TEXT SECTION ▸
----

Groundbreaking of the Texas Motor Speedway started on April 11, 1995. While Gossage was then told by Smith to worry about "working for Humpy" and not Texas, to Gossage's disappointment, in late May, Smith suddenly offered him the job of running the speedway, which he accepted. According to Smith and Gossage, the track was inspired by many aspects of previous tracks that Smith owned, wanting to incorporate the best aspects from those tracks and expanding on those ideas for Texas. In July 1996, dates for a NASCAR Winston Cup Series race were set, with a date from the North Wilkesboro Speedway being moved to Texas; this move generated considerable controversy, as North Wilkesboro had been a mainstay on the NASCAR schedule since NASCAR's beginning. A date was set in April 1997. The next month, Gossage announced that the Indy Racing League (IRL) would stage the first ever night race held at the speedway, to be held in June.

The track immediately saw turmoil in its first couple of years. In the track's first year, at the Interstate Batteries 500, heavy rain had come during the race's weekend, causing qualifying to be cancelled and the grass parking lots of the speedway to be heavily soaked. While the issue was eventually resolved by using busses, further issues were raised when drivers started to complain about the surface of the race track, leading to a major first lap pileup. Two months later at the IRL race, the 1997 True Value 500, a scoring dispute between Billy Boat and Arie Luyendyk occurred when Luyendyk disputed the victory that was initially given to Boat. While Boat and his team owner, A. J. Foyt, were celebrating in victory lane, Luyendyk went to victory lane to dispute the victory, stating that the unofficial scoring had counted him one lap short. While there, he demanded an explanation from officials and claimed that he had won the race. Foyt proceeded to slap Luyendyk on the back of his head, knocking him to the ground before security separated the two. After a scoring recheck, Luyendyk was declared the official winner, with the scoring error being blamed on a computer glitch. After both races, Gossage announced that the speedway would reprofile the fourth turn, a source of many complaints.

----

PROBLEM TO WORK ON ▸
In the text on the Texas Motor Speedway, what was the scoring error at the 1997 True Value 500 blamed on?

----

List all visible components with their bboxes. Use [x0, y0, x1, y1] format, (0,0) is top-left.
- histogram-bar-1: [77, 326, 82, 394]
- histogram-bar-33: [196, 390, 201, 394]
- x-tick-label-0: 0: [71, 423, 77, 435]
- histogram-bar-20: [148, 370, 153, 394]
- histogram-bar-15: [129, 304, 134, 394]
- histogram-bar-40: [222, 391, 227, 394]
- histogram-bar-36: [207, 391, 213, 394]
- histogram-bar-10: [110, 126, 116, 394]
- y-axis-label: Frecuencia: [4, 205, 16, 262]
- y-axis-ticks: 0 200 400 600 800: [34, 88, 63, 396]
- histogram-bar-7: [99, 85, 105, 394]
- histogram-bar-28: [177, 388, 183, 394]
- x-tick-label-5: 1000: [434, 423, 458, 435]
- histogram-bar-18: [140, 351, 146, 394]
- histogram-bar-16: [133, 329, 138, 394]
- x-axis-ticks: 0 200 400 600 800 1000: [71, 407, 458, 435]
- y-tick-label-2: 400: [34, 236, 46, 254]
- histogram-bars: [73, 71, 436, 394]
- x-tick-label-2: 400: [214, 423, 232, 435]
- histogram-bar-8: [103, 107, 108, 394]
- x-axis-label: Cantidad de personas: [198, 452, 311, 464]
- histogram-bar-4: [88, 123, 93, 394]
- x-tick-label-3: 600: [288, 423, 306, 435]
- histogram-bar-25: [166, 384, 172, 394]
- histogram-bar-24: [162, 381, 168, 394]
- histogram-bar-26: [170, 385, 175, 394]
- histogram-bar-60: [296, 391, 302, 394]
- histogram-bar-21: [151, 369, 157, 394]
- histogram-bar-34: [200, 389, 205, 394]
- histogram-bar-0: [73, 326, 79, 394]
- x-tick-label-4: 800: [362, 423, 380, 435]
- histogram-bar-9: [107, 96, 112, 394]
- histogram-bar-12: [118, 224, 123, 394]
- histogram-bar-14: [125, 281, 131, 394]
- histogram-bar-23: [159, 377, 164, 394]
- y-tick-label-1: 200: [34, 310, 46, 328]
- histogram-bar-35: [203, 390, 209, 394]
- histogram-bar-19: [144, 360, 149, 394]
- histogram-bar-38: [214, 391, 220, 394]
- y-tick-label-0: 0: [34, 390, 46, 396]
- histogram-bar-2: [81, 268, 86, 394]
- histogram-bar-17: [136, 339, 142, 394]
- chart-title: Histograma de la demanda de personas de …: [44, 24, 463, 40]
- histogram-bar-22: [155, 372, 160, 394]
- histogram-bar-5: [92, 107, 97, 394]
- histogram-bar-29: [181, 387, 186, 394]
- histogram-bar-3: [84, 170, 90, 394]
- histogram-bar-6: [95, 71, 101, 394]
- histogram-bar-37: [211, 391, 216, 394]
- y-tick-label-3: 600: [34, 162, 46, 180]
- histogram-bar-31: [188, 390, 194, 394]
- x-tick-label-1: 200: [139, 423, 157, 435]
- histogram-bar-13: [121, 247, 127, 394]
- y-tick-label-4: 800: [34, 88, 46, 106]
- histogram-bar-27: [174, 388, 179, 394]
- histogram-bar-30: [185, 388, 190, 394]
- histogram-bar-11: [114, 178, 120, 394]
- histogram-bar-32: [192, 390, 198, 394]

----

RESPONSE TO THE EXERCISE ▸
A computer glitch.